EXERCISE OBJECTIVE>
Reproduce the listing below exactly. Pictures do not belong in the copy.

-- start INFORMATION SUPPLIED --

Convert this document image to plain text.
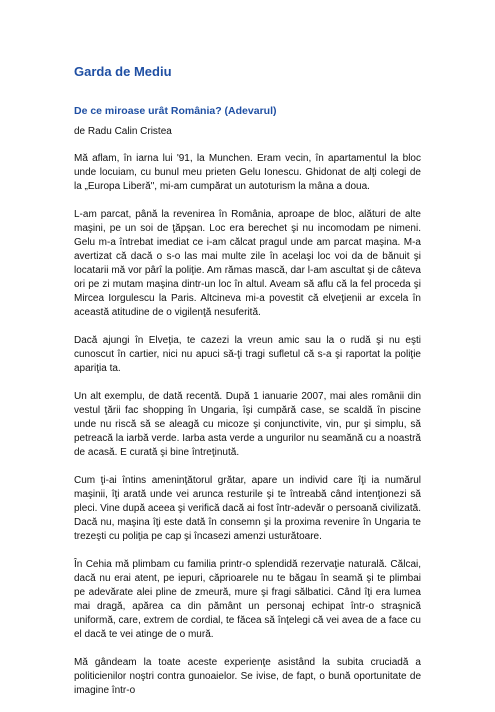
Garda de Mediu
De ce miroase urât România? (Adevarul)

de Radu Calin Cristea

Mă aflam, în iarna lui '91, la Munchen. Eram vecin, în apartamentul la bloc unde locuiam, cu bunul meu prieten Gelu Ionescu. Ghidonat de alţi colegi de la „Europa Liberă", mi-am cumpărat un autoturism la mâna a doua.

L-am parcat, până la revenirea în România, aproape de bloc, alături de alte maşini, pe un soi de ţăpşan. Loc era berechet şi nu incomodam pe nimeni. Gelu m-a întrebat imediat ce i-am călcat pragul unde am parcat maşina. M-a avertizat că dacă o s-o las mai multe zile în acelaşi loc voi da de bănuit şi locatarii mă vor pârî la poliţie. Am rămas mască, dar l-am ascultat şi de câteva ori pe zi mutam maşina dintr-un loc în altul. Aveam să aflu că la fel proceda şi Mircea Iorgulescu la Paris. Altcineva mi-a povestit că elveţienii ar excela în această atitudine de o vigilenţă nesuferită.

Dacă ajungi în Elveţia, te cazezi la vreun amic sau la o rudă şi nu eşti cunoscut în cartier, nici nu apuci să-ţi tragi sufletul că s-a şi raportat la poliţie apariţia ta.

Un alt exemplu, de dată recentă. După 1 ianuarie 2007, mai ales românii din vestul ţării fac shopping în Ungaria, îşi cumpără case, se scaldă în piscine unde nu riscă să se aleagă cu micoze şi conjunctivite, vin, pur şi simplu, să petreacă la iarbă verde. Iarba asta verde a ungurilor nu seamănă cu a noastră de acasă. E curată şi bine întreţinută.

Cum ţi-ai întins ameninţătorul grătar, apare un individ care îţi ia numărul maşinii, îţi arată unde vei arunca resturile şi te întreabă când intenţionezi să pleci. Vine după aceea şi verifică dacă ai fost într-adevăr o persoană civilizată. Dacă nu, maşina îţi este dată în consemn şi la proxima revenire în Ungaria te trezeşti cu poliţia pe cap şi încasezi amenzi usturătoare.

În Cehia mă plimbam cu familia printr-o splendidă rezervaţie naturală. Călcai, dacă nu erai atent, pe iepuri, căprioarele nu te băgau în seamă şi te plimbai pe adevărate alei pline de zmeură, mure şi fragi sălbatici. Când îţi era lumea mai dragă, apărea ca din pământ un personaj echipat într-o straşnică uniformă, care, extrem de cordial, te făcea să înţelegi că vei avea de a face cu el dacă te vei atinge de o mură.

Mă gândeam la toate aceste experienţe asistând la subita cruciadă a politicienilor noştri contra gunoaielor. Se ivise, de fapt, o bună oportunitate de imagine într-o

-- end INFORMATION SUPPLIED --

RESPONSE>
Convert this document image to plain text.
Garda de Mediu
De ce miroase urât România? (Adevarul)

de Radu Calin Cristea

Mă aflam, în iarna lui '91, la Munchen. Eram vecin, în apartamentul la bloc unde locuiam, cu bunul meu prieten Gelu Ionescu. Ghidonat de alţi colegi de la „Europa Liberă", mi-am cumpărat un autoturism la mâna a doua.

L-am parcat, până la revenirea în România, aproape de bloc, alături de alte maşini, pe un soi de ţăpşan. Loc era berechet şi nu incomodam pe nimeni. Gelu m-a întrebat imediat ce i-am călcat pragul unde am parcat maşina. M-a avertizat că dacă o s-o las mai multe zile în acelaşi loc voi da de bănuit şi locatarii mă vor pârî la poliţie. Am rămas mască, dar l-am ascultat şi de câteva ori pe zi mutam maşina dintr-un loc în altul. Aveam să aflu că la fel proceda şi Mircea Iorgulescu la Paris. Altcineva mi-a povestit că elveţienii ar excela în această atitudine de o vigilenţă nesuferită.

Dacă ajungi în Elveţia, te cazezi la vreun amic sau la o rudă şi nu eşti cunoscut în cartier, nici nu apuci să-ţi tragi sufletul că s-a şi raportat la poliţie apariţia ta.

Un alt exemplu, de dată recentă. După 1 ianuarie 2007, mai ales românii din vestul ţării fac shopping în Ungaria, îşi cumpără case, se scaldă în piscine unde nu riscă să se aleagă cu micoze şi conjunctivite, vin, pur şi simplu, să petreacă la iarbă verde. Iarba asta verde a ungurilor nu seamănă cu a noastră de acasă. E curată şi bine întreţinută.

Cum ţi-ai întins ameninţătorul grătar, apare un individ care îţi ia numărul maşinii, îţi arată unde vei arunca resturile şi te întreabă când intenţionezi să pleci. Vine după aceea şi verifică dacă ai fost într-adevăr o persoană civilizată. Dacă nu, maşina îţi este dată în consemn şi la proxima revenire în Ungaria te trezeşti cu poliţia pe cap şi încasezi amenzi usturătoare.

În Cehia mă plimbam cu familia printr-o splendidă rezervaţie naturală. Călcai, dacă nu erai atent, pe iepuri, căprioarele nu te băgau în seamă şi te plimbai pe adevărate alei pline de zmeură, mure şi fragi sălbatici. Când îţi era lumea mai dragă, apărea ca din pământ un personaj echipat într-o straşnică uniformă, care, extrem de cordial, te făcea să înţelegi că vei avea de a face cu el dacă te vei atinge de o mură.

Mă gândeam la toate aceste experienţe asistând la subita cruciadă a politicienilor noştri contra gunoaielor. Se ivise, de fapt, o bună oportunitate de imagine într-o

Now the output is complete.